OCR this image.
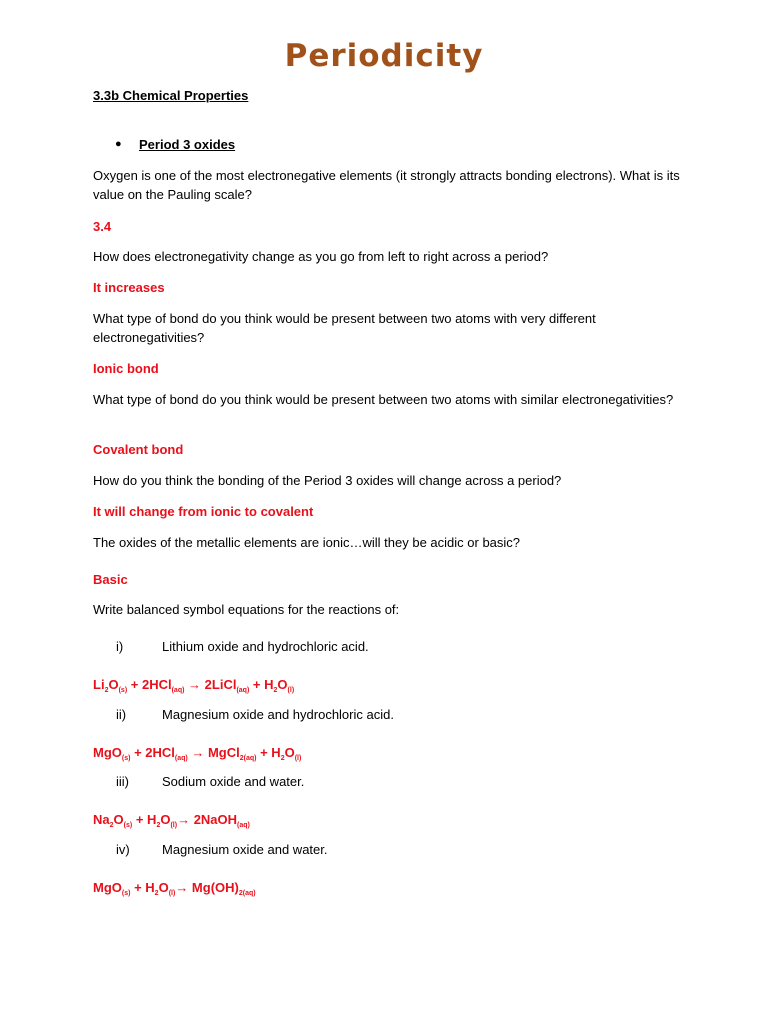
Periodicity
3.3b Chemical Properties
● Period 3 oxides
Oxygen is one of the most electronegative elements (it strongly attracts bonding electrons). What is its value on the Pauling scale?
3.4
How does electronegativity change as you go from left to right across a period?
It increases
What type of bond do you think would be present between two atoms with very different electronegativities?
Ionic bond
What type of bond do you think would be present between two atoms with similar electronegativities?
Covalent bond
How do you think the bonding of the Period 3 oxides will change across a period?
It will change from ionic to covalent
The oxides of the metallic elements are ionic…will they be acidic or basic?
Basic
Write balanced symbol equations for the reactions of:
i)	Lithium oxide and hydrochloric acid.
$Li_2O_{(s)} + 2HCl_{(aq)}$ → 2LiCl$_{(aq)}$ + $H_2O_{(l)}$
ii)	Magnesium oxide and hydrochloric acid.
MgO$_{(s)}$ + 2HCl$_{(aq)}$ → MgCl$_{2(aq)}$ + $H_2O_{(l)}$
iii)	Sodium oxide and water.
$Na_2O_{(s)} + H_2O_{(l)}\to$ 2NaOH$_{(aq)}$
iv) Magnesium oxide and water.
$MgO_{(s)} + H_2O_{(l)}\to Mg(OH)_{2(aq)}$
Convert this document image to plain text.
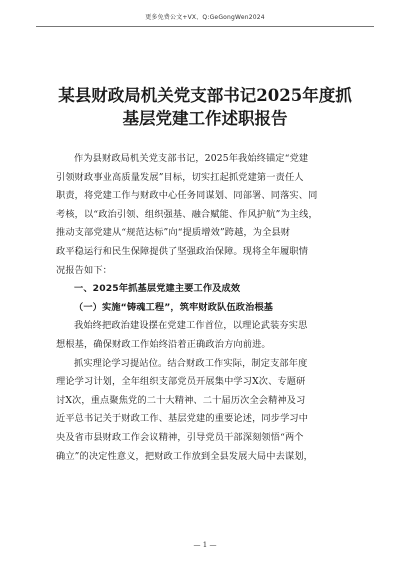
更多免费公文+VX、Q:GeGongWen2024
某县财政局机关党支部书记2025年度抓
基层党建工作述职报告
作为县财政局机关党支部书记，2025年我始终锚定“党建
引领财政事业高质量发展”目标，切实扛起抓党建第一责任人
职责，将党建工作与财政中心任务同谋划、同部署、同落实、同
考核，以“政治引领、组织强基、融合赋能、作风护航”为主线，
推动支部党建从“规范达标”向“提质增效”跨越，为全县财
政平稳运行和民生保障提供了坚强政治保障。现将全年履职情
况报告如下：
一、2025年抓基层党建主要工作及成效
（一）实施“铸魂工程”，筑牢财政队伍政治根基
我始终把政治建设摆在党建工作首位，以理论武装夯实思
想根基，确保财政工作始终沿着正确政治方向前进。
抓实理论学习提站位。结合财政工作实际，制定支部年度
理论学习计划，全年组织支部党员开展集中学习X次、专题研
讨X次，重点聚焦党的二十大精神、二十届历次全会精神及习
近平总书记关于财政工作、基层党建的重要论述，同步学习中
央及省市县财政工作会议精神，引导党员干部深刻领悟“两个
确立”的决定性意义，把财政工作放到全县发展大局中去谋划，
— 1 —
· · ·
**Set exercise**
Excluding pictures, copy exactly the lines from the line containing "Convert this document image to plain text." through the last line of the data, inclusive.

**Exercise solution**
Convert this document image to plain text.
更多免费公文+VX、Q:GeGongWen2024
某县财政局机关党支部书记2025年度抓
基层党建工作述职报告
作为县财政局机关党支部书记，2025年我始终锚定“党建
引领财政事业高质量发展”目标，切实扛起抓党建第一责任人
职责，将党建工作与财政中心任务同谋划、同部署、同落实、同
考核，以“政治引领、组织强基、融合赋能、作风护航”为主线，
推动支部党建从“规范达标”向“提质增效”跨越，为全县财
政平稳运行和民生保障提供了坚强政治保障。现将全年履职情
况报告如下：
一、2025年抓基层党建主要工作及成效
（一）实施“铸魂工程”，筑牢财政队伍政治根基
我始终把政治建设摆在党建工作首位，以理论武装夯实思
想根基，确保财政工作始终沿着正确政治方向前进。
抓实理论学习提站位。结合财政工作实际，制定支部年度
理论学习计划，全年组织支部党员开展集中学习X次、专题研
讨X次，重点聚焦党的二十大精神、二十届历次全会精神及习
近平总书记关于财政工作、基层党建的重要论述，同步学习中
央及省市县财政工作会议精神，引导党员干部深刻领悟“两个
确立”的决定性意义，把财政工作放到全县发展大局中去谋划，
— 1 —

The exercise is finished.